• [EXERCISE INSTRUCTIONS] Print out every line, exactly as written.

• [DATA TO PROCESS]
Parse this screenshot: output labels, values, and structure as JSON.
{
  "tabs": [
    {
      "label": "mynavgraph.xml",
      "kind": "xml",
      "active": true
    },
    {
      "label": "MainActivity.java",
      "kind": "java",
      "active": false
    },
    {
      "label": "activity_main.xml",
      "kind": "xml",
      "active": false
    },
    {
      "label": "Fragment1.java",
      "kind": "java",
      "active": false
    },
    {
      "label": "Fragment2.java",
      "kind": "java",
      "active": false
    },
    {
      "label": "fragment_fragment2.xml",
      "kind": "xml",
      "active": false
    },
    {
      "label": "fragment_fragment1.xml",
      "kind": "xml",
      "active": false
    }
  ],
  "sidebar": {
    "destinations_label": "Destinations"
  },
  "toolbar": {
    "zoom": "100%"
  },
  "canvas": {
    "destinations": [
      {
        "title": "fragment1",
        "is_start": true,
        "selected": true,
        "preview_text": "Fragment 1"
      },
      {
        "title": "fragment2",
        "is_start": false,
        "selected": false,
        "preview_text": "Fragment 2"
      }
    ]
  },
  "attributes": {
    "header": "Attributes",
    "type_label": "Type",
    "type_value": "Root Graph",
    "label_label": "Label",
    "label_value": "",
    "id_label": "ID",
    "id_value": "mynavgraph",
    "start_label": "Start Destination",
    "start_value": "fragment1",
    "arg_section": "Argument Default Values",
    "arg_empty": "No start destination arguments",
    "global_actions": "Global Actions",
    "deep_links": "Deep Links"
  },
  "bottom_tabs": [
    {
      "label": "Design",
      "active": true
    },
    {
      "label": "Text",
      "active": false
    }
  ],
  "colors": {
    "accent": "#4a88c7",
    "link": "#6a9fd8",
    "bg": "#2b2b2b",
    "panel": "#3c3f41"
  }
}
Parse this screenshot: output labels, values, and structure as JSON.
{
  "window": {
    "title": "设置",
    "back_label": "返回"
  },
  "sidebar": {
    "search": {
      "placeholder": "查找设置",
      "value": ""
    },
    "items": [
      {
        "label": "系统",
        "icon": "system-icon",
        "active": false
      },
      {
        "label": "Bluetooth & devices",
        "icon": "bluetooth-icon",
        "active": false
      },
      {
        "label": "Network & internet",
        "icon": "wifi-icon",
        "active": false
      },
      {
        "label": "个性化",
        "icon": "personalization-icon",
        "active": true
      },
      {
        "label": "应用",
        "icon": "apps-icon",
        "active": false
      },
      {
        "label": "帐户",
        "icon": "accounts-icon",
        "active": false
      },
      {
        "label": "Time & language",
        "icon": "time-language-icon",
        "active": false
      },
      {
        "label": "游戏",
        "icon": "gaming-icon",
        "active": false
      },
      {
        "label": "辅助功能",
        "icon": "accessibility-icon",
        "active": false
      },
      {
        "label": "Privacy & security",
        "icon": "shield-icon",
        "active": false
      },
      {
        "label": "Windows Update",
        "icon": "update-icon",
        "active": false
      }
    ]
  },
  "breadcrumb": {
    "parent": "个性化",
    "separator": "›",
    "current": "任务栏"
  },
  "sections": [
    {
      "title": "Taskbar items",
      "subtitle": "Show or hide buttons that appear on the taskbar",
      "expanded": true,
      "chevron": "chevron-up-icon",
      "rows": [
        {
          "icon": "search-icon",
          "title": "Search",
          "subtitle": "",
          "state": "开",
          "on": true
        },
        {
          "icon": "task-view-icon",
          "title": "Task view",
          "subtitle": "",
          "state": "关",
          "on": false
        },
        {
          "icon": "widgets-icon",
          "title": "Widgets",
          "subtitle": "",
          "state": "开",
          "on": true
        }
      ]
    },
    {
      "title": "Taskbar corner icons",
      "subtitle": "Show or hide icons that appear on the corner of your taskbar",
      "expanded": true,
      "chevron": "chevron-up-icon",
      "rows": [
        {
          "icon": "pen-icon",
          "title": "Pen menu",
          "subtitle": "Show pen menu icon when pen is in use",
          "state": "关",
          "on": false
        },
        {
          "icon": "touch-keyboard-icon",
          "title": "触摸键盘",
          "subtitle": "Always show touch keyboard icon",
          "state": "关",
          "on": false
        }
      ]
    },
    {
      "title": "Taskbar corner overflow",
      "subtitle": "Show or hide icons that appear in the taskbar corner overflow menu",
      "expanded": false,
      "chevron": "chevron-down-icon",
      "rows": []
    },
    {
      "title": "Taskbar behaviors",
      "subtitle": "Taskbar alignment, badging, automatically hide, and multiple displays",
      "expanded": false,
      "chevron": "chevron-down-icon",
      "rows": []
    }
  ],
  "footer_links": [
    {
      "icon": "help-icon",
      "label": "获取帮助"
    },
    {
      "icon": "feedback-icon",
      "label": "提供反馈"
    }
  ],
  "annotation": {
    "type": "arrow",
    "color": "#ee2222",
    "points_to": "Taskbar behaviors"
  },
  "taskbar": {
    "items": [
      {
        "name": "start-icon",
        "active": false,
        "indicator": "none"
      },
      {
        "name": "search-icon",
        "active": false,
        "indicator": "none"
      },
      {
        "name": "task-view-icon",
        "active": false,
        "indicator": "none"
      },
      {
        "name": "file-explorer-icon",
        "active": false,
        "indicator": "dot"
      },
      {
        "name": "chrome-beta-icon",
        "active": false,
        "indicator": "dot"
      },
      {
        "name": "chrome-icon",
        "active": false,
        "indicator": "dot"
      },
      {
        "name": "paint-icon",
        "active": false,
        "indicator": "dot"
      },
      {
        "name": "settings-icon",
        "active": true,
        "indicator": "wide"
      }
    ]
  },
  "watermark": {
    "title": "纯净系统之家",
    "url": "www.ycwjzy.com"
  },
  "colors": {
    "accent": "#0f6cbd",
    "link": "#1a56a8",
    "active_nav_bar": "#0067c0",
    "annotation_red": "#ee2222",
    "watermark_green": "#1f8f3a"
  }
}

• [PROBLEM SOLUTION]
Parse this screenshot: output labels, values, and structure as JSON.
{
  "tabs": [
    {
      "label": "mynavgraph.xml",
      "kind": "xml",
      "active": true
    },
    {
      "label": "MainActivity.java",
      "kind": "java",
      "active": false
    },
    {
      "label": "activity_main.xml",
      "kind": "xml",
      "active": false
    },
    {
      "label": "Fragment1.java",
      "kind": "java",
      "active": false
    },
    {
      "label": "Fragment2.java",
      "kind": "java",
      "active": false
    },
    {
      "label": "fragment_fragment2.xml",
      "kind": "xml",
      "active": false
    },
    {
      "label": "fragment_fragment1.xml",
      "kind": "xml",
      "active": false
    }
  ],
  "sidebar": {
    "destinations_label": "Destinations"
  },
  "toolbar": {
    "zoom": "100%"
  },
  "canvas": {
    "destinations": [
      {
        "title": "fragment1",
        "is_start": true,
        "selected": true,
        "preview_text": "Fragment 1"
      },
      {
        "title": "fragment2",
        "is_start": false,
        "selected": false,
        "preview_text": "Fragment 2"
      }
    ]
  },
  "attributes": {
    "header": "Attributes",
    "type_label": "Type",
    "type_value": "Root Graph",
    "label_label": "Label",
    "label_value": "",
    "id_label": "ID",
    "id_value": "mynavgraph",
    "start_label": "Start Destination",
    "start_value": "fragment1",
    "arg_section": "Argument Default Values",
    "arg_empty": "No start destination arguments",
    "global_actions": "Global Actions",
    "deep_links": "Deep Links"
  },
  "bottom_tabs": [
    {
      "label": "Design",
      "active": true
    },
    {
      "label": "Text",
      "active": false
    }
  ],
  "colors": {
    "accent": "#4a88c7",
    "link": "#6a9fd8",
    "bg": "#2b2b2b",
    "panel": "#3c3f41"
  }
}
Parse this screenshot: output labels, values, and structure as JSON.
{
  "window": {
    "title": "设置",
    "back_label": "返回"
  },
  "sidebar": {
    "search": {
      "placeholder": "查找设置",
      "value": ""
    },
    "items": [
      {
        "label": "系统",
        "icon": "system-icon",
        "active": false
      },
      {
        "label": "Bluetooth & devices",
        "icon": "bluetooth-icon",
        "active": false
      },
      {
        "label": "Network & internet",
        "icon": "wifi-icon",
        "active": false
      },
      {
        "label": "个性化",
        "icon": "personalization-icon",
        "active": true
      },
      {
        "label": "应用",
        "icon": "apps-icon",
        "active": false
      },
      {
        "label": "帐户",
        "icon": "accounts-icon",
        "active": false
      },
      {
        "label": "Time & language",
        "icon": "time-language-icon",
        "active": false
      },
      {
        "label": "游戏",
        "icon": "gaming-icon",
        "active": false
      },
      {
        "label": "辅助功能",
        "icon": "accessibility-icon",
        "active": false
      },
      {
        "label": "Privacy & security",
        "icon": "shield-icon",
        "active": false
      },
      {
        "label": "Windows Update",
        "icon": "update-icon",
        "active": false
      }
    ]
  },
  "breadcrumb": {
    "parent": "个性化",
    "separator": "›",
    "current": "任务栏"
  },
  "sections": [
    {
      "title": "Taskbar items",
      "subtitle": "Show or hide buttons that appear on the taskbar",
      "expanded": true,
      "chevron": "chevron-up-icon",
      "rows": [
        {
          "icon": "search-icon",
          "title": "Search",
          "subtitle": "",
          "state": "开",
          "on": true
        },
        {
          "icon": "task-view-icon",
          "title": "Task view",
          "subtitle": "",
          "state": "关",
          "on": false
        },
        {
          "icon": "widgets-icon",
          "title": "Widgets",
          "subtitle": "",
          "state": "开",
          "on": true
        }
      ]
    },
    {
      "title": "Taskbar corner icons",
      "subtitle": "Show or hide icons that appear on the corner of your taskbar",
      "expanded": true,
      "chevron": "chevron-up-icon",
      "rows": [
        {
          "icon": "pen-icon",
          "title": "Pen menu",
          "subtitle": "Show pen menu icon when pen is in use",
          "state": "关",
          "on": false
        },
        {
          "icon": "touch-keyboard-icon",
          "title": "触摸键盘",
          "subtitle": "Always show touch keyboard icon",
          "state": "关",
          "on": false
        }
      ]
    },
    {
      "title": "Taskbar corner overflow",
      "subtitle": "Show or hide icons that appear in the taskbar corner overflow menu",
      "expanded": false,
      "chevron": "chevron-down-icon",
      "rows": []
    },
    {
      "title": "Taskbar behaviors",
      "subtitle": "Taskbar alignment, badging, automatically hide, and multiple displays",
      "expanded": false,
      "chevron": "chevron-down-icon",
      "rows": []
    }
  ],
  "footer_links": [
    {
      "icon": "help-icon",
      "label": "获取帮助"
    },
    {
      "icon": "feedback-icon",
      "label": "提供反馈"
    }
  ],
  "annotation": {
    "type": "arrow",
    "color": "#ee2222",
    "points_to": "Taskbar behaviors"
  },
  "taskbar": {
    "items": [
      {
        "name": "start-icon",
        "active": false,
        "indicator": "none"
      },
      {
        "name": "search-icon",
        "active": false,
        "indicator": "none"
      },
      {
        "name": "task-view-icon",
        "active": false,
        "indicator": "none"
      },
      {
        "name": "file-explorer-icon",
        "active": false,
        "indicator": "dot"
      },
      {
        "name": "chrome-beta-icon",
        "active": false,
        "indicator": "dot"
      },
      {
        "name": "chrome-icon",
        "active": false,
        "indicator": "dot"
      },
      {
        "name": "paint-icon",
        "active": false,
        "indicator": "dot"
      },
      {
        "name": "settings-icon",
        "active": true,
        "indicator": "wide"
      }
    ]
  },
  "watermark": {
    "title": "纯净系统之家",
    "url": "www.ycwjzy.com"
  },
  "colors": {
    "accent": "#0f6cbd",
    "link": "#1a56a8",
    "active_nav_bar": "#0067c0",
    "annotation_red": "#ee2222",
    "watermark_green": "#1f8f3a"
  }
}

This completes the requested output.